## Task goal
Filter the entries below, keeping every line that has the word "Stress".

(Records contained in a dataset)
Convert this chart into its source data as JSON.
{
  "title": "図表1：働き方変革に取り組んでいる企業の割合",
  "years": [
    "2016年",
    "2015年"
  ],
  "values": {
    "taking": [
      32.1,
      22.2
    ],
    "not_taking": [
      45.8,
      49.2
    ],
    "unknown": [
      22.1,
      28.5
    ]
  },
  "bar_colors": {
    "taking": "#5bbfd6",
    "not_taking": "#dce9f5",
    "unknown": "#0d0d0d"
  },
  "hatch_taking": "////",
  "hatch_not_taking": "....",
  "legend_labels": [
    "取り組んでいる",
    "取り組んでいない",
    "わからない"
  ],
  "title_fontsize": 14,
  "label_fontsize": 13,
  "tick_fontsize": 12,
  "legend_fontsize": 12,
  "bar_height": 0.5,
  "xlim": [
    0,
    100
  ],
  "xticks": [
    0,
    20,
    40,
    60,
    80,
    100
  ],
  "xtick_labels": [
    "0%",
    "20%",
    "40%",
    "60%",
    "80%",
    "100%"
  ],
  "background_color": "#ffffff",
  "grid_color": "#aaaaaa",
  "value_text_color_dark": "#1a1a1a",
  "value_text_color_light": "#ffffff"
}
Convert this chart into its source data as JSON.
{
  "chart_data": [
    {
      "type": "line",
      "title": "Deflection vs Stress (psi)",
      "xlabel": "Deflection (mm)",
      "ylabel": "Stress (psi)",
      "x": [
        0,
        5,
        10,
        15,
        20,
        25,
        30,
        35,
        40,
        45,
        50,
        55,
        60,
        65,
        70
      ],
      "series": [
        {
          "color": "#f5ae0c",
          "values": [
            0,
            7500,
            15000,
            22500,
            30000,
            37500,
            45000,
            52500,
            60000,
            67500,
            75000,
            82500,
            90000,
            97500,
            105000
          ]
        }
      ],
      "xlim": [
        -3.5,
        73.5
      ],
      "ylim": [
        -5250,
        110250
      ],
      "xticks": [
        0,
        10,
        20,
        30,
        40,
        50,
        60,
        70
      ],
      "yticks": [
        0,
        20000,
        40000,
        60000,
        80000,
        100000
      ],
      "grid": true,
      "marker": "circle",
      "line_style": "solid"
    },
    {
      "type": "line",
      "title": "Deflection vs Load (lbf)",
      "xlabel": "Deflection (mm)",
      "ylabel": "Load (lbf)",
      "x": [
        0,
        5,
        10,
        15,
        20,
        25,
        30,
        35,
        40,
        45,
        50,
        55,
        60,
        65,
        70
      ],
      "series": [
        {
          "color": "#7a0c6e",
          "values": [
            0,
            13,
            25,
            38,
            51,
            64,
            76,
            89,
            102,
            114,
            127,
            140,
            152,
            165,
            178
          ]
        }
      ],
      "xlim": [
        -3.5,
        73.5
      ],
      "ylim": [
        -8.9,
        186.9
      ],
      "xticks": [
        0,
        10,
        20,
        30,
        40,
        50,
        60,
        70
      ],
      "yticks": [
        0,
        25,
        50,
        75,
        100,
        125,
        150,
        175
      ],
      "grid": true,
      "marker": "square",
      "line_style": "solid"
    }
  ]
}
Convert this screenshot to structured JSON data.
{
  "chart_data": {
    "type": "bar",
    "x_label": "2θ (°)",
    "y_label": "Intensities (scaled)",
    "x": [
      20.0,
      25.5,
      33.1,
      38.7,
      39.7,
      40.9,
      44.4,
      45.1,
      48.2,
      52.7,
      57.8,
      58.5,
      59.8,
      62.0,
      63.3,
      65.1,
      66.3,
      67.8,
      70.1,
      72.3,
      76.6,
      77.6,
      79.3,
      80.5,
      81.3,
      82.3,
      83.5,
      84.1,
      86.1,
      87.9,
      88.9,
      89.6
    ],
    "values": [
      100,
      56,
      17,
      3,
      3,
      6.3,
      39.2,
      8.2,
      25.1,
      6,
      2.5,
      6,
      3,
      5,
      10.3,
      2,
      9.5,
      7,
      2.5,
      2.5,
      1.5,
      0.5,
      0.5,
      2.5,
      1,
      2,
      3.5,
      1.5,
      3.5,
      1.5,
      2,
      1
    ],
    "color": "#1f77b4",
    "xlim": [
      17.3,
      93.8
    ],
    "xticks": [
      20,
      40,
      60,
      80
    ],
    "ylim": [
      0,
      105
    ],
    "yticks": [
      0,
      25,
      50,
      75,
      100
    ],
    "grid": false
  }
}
---
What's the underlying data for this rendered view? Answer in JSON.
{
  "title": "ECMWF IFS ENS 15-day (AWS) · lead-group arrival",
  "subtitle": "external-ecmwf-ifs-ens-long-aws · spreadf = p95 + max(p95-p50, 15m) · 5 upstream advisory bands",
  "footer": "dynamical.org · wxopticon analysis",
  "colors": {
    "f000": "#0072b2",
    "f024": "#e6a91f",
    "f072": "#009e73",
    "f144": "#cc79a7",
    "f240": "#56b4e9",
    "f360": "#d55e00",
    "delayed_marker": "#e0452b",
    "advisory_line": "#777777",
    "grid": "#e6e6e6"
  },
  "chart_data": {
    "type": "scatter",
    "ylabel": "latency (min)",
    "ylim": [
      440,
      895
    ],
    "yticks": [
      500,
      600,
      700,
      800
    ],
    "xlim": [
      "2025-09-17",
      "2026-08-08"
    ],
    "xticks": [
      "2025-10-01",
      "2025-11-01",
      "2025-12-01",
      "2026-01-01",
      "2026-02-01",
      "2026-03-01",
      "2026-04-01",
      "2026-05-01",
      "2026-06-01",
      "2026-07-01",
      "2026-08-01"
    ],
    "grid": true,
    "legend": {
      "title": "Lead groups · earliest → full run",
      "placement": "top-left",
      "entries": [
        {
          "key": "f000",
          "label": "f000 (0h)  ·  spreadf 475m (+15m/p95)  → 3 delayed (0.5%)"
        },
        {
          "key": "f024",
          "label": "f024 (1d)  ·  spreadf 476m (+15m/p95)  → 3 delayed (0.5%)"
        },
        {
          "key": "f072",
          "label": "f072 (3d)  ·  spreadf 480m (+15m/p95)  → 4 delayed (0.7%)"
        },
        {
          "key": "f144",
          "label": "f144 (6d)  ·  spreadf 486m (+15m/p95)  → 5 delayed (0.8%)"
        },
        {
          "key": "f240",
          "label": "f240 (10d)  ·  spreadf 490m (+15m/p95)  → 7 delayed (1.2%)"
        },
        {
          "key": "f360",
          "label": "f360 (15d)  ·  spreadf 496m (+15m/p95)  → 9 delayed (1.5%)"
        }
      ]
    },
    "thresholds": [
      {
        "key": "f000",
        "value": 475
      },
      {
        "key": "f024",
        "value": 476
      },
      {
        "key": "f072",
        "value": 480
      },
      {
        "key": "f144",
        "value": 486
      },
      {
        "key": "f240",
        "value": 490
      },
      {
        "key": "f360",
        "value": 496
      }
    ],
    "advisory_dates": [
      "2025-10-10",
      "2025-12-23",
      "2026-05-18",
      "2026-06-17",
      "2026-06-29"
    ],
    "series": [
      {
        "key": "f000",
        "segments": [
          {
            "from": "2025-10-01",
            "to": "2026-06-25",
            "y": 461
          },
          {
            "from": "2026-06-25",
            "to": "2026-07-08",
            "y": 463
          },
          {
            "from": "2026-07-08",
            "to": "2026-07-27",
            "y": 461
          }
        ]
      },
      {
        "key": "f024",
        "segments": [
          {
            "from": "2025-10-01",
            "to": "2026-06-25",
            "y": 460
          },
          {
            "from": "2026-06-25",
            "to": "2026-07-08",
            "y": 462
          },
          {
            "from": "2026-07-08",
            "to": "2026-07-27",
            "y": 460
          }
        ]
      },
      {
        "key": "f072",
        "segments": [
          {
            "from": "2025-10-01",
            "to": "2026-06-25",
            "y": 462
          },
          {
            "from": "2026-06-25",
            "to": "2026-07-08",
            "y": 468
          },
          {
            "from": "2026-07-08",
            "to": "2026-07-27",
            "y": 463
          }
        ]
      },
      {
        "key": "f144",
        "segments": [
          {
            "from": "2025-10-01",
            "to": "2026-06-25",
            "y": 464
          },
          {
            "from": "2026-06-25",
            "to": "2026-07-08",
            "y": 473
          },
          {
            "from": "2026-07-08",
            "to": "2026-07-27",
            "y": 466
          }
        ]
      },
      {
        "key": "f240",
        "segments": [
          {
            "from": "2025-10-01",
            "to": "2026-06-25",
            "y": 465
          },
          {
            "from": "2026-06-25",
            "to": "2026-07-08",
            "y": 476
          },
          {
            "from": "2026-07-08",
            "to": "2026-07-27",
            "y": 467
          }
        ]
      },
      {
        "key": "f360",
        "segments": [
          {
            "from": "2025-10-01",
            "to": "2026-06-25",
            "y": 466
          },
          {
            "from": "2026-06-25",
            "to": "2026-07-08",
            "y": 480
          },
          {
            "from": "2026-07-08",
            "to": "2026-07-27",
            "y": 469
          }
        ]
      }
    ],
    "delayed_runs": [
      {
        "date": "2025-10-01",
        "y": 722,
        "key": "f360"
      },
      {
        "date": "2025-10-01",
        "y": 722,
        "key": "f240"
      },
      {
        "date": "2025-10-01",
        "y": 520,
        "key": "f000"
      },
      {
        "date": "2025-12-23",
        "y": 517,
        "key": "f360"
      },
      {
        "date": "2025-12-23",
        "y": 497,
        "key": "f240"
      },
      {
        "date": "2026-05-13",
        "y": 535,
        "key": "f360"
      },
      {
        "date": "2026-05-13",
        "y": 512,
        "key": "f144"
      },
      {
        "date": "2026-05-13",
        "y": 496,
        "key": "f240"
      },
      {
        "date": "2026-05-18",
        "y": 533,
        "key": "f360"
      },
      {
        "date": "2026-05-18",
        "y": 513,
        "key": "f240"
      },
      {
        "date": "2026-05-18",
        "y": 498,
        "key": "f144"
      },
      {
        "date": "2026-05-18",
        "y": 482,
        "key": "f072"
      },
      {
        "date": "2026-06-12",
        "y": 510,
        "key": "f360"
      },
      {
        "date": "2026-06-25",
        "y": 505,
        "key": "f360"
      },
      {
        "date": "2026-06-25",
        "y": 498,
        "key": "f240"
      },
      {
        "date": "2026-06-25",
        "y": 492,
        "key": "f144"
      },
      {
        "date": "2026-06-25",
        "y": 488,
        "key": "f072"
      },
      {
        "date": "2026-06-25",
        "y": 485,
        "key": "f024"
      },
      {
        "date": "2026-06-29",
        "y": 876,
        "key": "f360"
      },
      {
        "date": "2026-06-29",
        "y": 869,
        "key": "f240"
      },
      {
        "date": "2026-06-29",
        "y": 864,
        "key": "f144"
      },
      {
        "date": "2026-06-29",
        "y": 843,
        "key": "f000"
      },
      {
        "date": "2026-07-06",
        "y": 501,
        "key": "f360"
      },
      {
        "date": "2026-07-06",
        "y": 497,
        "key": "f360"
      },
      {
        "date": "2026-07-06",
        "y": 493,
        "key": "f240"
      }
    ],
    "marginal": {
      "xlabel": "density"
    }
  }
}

## Exercise output
      "title": "Deflection vs Stress (psi)",
      "ylabel": "Stress (psi)",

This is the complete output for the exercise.